* [What the task requires] Please rewrite the stretch from the line containing "text-cursor (60, 362, 61, 372)" through the end of the records as a Markdown table with the columns Number and Entry. Number each line in order and leave out any blank lines.

* [Element box records]
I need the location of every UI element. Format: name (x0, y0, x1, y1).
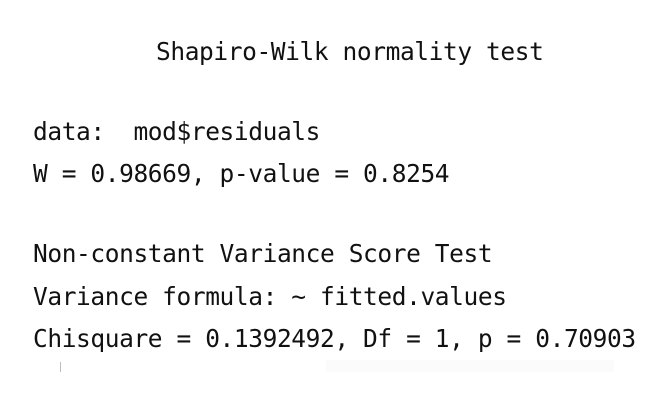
text-cursor (60, 362, 61, 372)
console-output: Shapiro-Wilk normality test data: mod$re… (0, 0, 670, 404)
chisquare-line: Chisquare = 0.1392492, Df = 1, p = 0.709… (33, 324, 636, 353)
variance-formula-line: Variance formula: ~ fitted.values (33, 282, 507, 311)
w-statistic-line: W = 0.98669, p-value = 0.8254 (33, 159, 450, 188)
shapiro-wilk-title: Shapiro-Wilk normality test (156, 37, 544, 66)
console-input-area[interactable] (326, 360, 614, 372)
data-line: data: mod$residuals (33, 117, 321, 146)
ncv-test-title: Non-constant Variance Score Test (33, 239, 493, 268)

* [Solution]
| Number | Entry |
|---|---|
| 1 | text-cursor (60, 362, 61, 372) |
| 2 | console-output: Shapiro-Wilk normality test data: mod$re… (0, 0, 670, 404) |
| 3 | chisquare-line: Chisquare = 0.1392492, Df = 1, p = 0.709… (33, 324, 636, 353) |
| 4 | variance-formula-line: Variance formula: ~ fitted.values (33, 282, 507, 311) |
| 5 | w-statistic-line: W = 0.98669, p-value = 0.8254 (33, 159, 450, 188) |
| 6 | shapiro-wilk-title: Shapiro-Wilk normality test (156, 37, 544, 66) |
| 7 | console-input-area[interactable] (326, 360, 614, 372) |
| 8 | data-line: data: mod$residuals (33, 117, 321, 146) |
| 9 | ncv-test-title: Non-constant Variance Score Test (33, 239, 493, 268) |